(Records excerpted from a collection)
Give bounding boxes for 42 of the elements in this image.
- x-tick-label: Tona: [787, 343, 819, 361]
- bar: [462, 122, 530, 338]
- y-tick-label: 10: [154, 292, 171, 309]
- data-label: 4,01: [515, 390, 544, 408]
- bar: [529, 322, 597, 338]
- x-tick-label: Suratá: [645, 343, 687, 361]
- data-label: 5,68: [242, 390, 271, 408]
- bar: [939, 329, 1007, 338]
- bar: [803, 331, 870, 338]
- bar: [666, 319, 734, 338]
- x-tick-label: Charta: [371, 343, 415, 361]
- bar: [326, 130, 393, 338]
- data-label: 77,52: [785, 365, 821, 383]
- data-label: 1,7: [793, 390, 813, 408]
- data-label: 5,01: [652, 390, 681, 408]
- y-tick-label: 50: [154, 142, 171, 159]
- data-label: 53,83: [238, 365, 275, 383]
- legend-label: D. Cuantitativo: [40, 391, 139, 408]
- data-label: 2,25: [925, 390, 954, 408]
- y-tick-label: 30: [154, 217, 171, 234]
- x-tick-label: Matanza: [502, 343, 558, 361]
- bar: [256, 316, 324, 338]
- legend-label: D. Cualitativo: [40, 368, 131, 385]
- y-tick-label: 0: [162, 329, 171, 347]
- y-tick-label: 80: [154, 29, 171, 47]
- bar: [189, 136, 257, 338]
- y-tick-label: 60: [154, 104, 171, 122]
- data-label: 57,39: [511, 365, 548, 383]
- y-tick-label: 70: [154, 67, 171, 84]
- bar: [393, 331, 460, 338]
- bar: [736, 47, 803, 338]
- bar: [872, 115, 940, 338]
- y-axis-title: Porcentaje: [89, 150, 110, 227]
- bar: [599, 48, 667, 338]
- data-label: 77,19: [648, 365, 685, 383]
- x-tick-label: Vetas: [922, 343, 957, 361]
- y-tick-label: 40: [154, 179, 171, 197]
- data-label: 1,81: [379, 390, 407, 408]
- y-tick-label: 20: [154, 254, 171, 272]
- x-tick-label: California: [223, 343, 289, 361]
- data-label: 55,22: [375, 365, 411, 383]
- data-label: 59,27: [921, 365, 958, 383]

EXERCISE AIM
Copy every line of the records above word for word, in the same order, without changing a single character.

CORRECT OUTPUT
Give bounding boxes for 42 of the elements in this image.
- x-tick-label: Tona: [787, 343, 819, 361]
- bar: [462, 122, 530, 338]
- y-tick-label: 10: [154, 292, 171, 309]
- data-label: 4,01: [515, 390, 544, 408]
- bar: [529, 322, 597, 338]
- x-tick-label: Suratá: [645, 343, 687, 361]
- data-label: 5,68: [242, 390, 271, 408]
- bar: [939, 329, 1007, 338]
- bar: [803, 331, 870, 338]
- bar: [666, 319, 734, 338]
- x-tick-label: Charta: [371, 343, 415, 361]
- bar: [326, 130, 393, 338]
- data-label: 77,52: [785, 365, 821, 383]
- data-label: 1,7: [793, 390, 813, 408]
- data-label: 5,01: [652, 390, 681, 408]
- y-tick-label: 50: [154, 142, 171, 159]
- data-label: 53,83: [238, 365, 275, 383]
- legend-label: D. Cuantitativo: [40, 391, 139, 408]
- data-label: 2,25: [925, 390, 954, 408]
- y-tick-label: 30: [154, 217, 171, 234]
- x-tick-label: Matanza: [502, 343, 558, 361]
- bar: [256, 316, 324, 338]
- legend-label: D. Cualitativo: [40, 368, 131, 385]
- y-tick-label: 0: [162, 329, 171, 347]
- y-tick-label: 80: [154, 29, 171, 47]
- bar: [189, 136, 257, 338]
- y-tick-label: 60: [154, 104, 171, 122]
- data-label: 57,39: [511, 365, 548, 383]
- y-tick-label: 70: [154, 67, 171, 84]
- bar: [393, 331, 460, 338]
- bar: [736, 47, 803, 338]
- bar: [872, 115, 940, 338]
- y-axis-title: Porcentaje: [89, 150, 110, 227]
- bar: [599, 48, 667, 338]
- data-label: 77,19: [648, 365, 685, 383]
- x-tick-label: Vetas: [922, 343, 957, 361]
- y-tick-label: 40: [154, 179, 171, 197]
- data-label: 1,81: [379, 390, 407, 408]
- y-tick-label: 20: [154, 254, 171, 272]
- x-tick-label: California: [223, 343, 289, 361]
- data-label: 55,22: [375, 365, 411, 383]
- data-label: 59,27: [921, 365, 958, 383]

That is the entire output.